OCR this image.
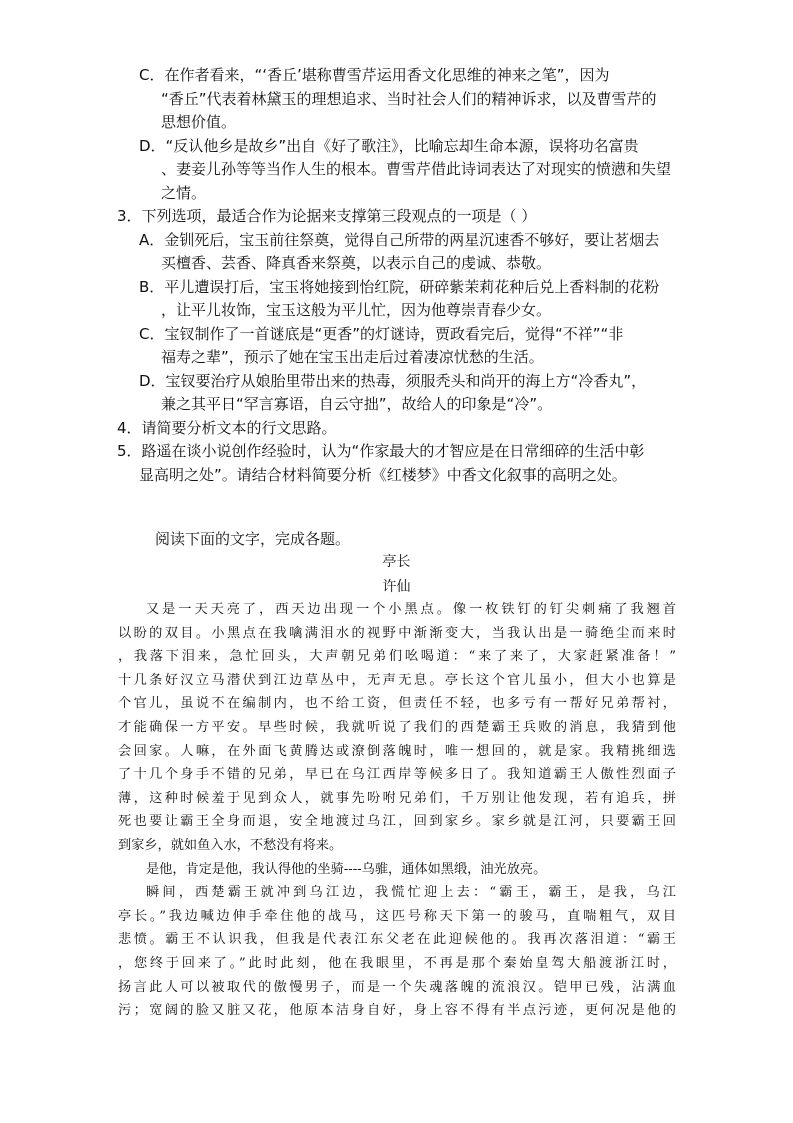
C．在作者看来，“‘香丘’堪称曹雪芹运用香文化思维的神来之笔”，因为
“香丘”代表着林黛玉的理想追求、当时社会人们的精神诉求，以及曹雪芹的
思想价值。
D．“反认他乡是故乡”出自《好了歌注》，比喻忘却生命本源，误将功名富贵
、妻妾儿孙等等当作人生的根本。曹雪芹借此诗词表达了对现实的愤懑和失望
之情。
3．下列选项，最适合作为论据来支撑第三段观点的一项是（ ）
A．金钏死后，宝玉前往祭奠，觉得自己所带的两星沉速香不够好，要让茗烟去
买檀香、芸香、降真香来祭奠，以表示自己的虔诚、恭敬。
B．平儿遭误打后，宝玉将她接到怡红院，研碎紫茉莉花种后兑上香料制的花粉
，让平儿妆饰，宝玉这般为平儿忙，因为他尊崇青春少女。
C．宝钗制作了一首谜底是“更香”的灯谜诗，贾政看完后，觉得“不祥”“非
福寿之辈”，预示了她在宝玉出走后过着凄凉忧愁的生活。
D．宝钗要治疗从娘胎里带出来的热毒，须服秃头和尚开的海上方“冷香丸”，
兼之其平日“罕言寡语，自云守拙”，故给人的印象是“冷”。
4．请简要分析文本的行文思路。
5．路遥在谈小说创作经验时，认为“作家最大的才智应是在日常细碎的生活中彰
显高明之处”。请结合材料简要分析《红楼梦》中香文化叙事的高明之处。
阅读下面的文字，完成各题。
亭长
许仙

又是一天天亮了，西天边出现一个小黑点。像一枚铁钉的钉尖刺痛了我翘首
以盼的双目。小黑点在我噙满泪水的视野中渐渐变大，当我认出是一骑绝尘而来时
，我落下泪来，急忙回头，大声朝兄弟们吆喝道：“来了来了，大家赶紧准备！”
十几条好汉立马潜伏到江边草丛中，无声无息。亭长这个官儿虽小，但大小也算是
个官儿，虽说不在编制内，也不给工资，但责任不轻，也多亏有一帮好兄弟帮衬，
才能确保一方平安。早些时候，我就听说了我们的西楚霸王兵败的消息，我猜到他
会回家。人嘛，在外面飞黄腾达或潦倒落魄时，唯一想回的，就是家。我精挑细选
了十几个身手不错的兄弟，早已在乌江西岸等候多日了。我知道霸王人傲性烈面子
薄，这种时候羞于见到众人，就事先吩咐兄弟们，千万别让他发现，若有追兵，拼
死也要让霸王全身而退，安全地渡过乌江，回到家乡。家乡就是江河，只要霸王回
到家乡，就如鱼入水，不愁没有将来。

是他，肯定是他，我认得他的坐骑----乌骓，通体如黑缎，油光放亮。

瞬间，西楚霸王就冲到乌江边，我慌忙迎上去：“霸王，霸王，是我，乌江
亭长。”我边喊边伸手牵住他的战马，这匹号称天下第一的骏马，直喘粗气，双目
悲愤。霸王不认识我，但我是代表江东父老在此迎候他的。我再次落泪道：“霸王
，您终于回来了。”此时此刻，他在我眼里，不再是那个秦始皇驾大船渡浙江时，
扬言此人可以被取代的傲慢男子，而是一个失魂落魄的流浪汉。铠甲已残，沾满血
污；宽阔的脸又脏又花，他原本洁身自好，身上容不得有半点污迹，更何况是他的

######

Pictures excluded, quote all the data above exactly.

OCR this image.
C．在作者看来，“‘香丘’堪称曹雪芹运用香文化思维的神来之笔”，因为
“香丘”代表着林黛玉的理想追求、当时社会人们的精神诉求，以及曹雪芹的
思想价值。
D．“反认他乡是故乡”出自《好了歌注》，比喻忘却生命本源，误将功名富贵
、妻妾儿孙等等当作人生的根本。曹雪芹借此诗词表达了对现实的愤懑和失望
之情。
3．下列选项，最适合作为论据来支撑第三段观点的一项是（ ）
A．金钏死后，宝玉前往祭奠，觉得自己所带的两星沉速香不够好，要让茗烟去
买檀香、芸香、降真香来祭奠，以表示自己的虔诚、恭敬。
B．平儿遭误打后，宝玉将她接到怡红院，研碎紫茉莉花种后兑上香料制的花粉
，让平儿妆饰，宝玉这般为平儿忙，因为他尊崇青春少女。
C．宝钗制作了一首谜底是“更香”的灯谜诗，贾政看完后，觉得“不祥”“非
福寿之辈”，预示了她在宝玉出走后过着凄凉忧愁的生活。
D．宝钗要治疗从娘胎里带出来的热毒，须服秃头和尚开的海上方“冷香丸”，
兼之其平日“罕言寡语，自云守拙”，故给人的印象是“冷”。
4．请简要分析文本的行文思路。
5．路遥在谈小说创作经验时，认为“作家最大的才智应是在日常细碎的生活中彰
显高明之处”。请结合材料简要分析《红楼梦》中香文化叙事的高明之处。
阅读下面的文字，完成各题。
亭长
许仙

又是一天天亮了，西天边出现一个小黑点。像一枚铁钉的钉尖刺痛了我翘首
以盼的双目。小黑点在我噙满泪水的视野中渐渐变大，当我认出是一骑绝尘而来时
，我落下泪来，急忙回头，大声朝兄弟们吆喝道：“来了来了，大家赶紧准备！”
十几条好汉立马潜伏到江边草丛中，无声无息。亭长这个官儿虽小，但大小也算是
个官儿，虽说不在编制内，也不给工资，但责任不轻，也多亏有一帮好兄弟帮衬，
才能确保一方平安。早些时候，我就听说了我们的西楚霸王兵败的消息，我猜到他
会回家。人嘛，在外面飞黄腾达或潦倒落魄时，唯一想回的，就是家。我精挑细选
了十几个身手不错的兄弟，早已在乌江西岸等候多日了。我知道霸王人傲性烈面子
薄，这种时候羞于见到众人，就事先吩咐兄弟们，千万别让他发现，若有追兵，拼
死也要让霸王全身而退，安全地渡过乌江，回到家乡。家乡就是江河，只要霸王回
到家乡，就如鱼入水，不愁没有将来。

是他，肯定是他，我认得他的坐骑----乌骓，通体如黑缎，油光放亮。

瞬间，西楚霸王就冲到乌江边，我慌忙迎上去：“霸王，霸王，是我，乌江
亭长。”我边喊边伸手牵住他的战马，这匹号称天下第一的骏马，直喘粗气，双目
悲愤。霸王不认识我，但我是代表江东父老在此迎候他的。我再次落泪道：“霸王
，您终于回来了。”此时此刻，他在我眼里，不再是那个秦始皇驾大船渡浙江时，
扬言此人可以被取代的傲慢男子，而是一个失魂落魄的流浪汉。铠甲已残，沾满血
污；宽阔的脸又脏又花，他原本洁身自好，身上容不得有半点污迹，更何况是他的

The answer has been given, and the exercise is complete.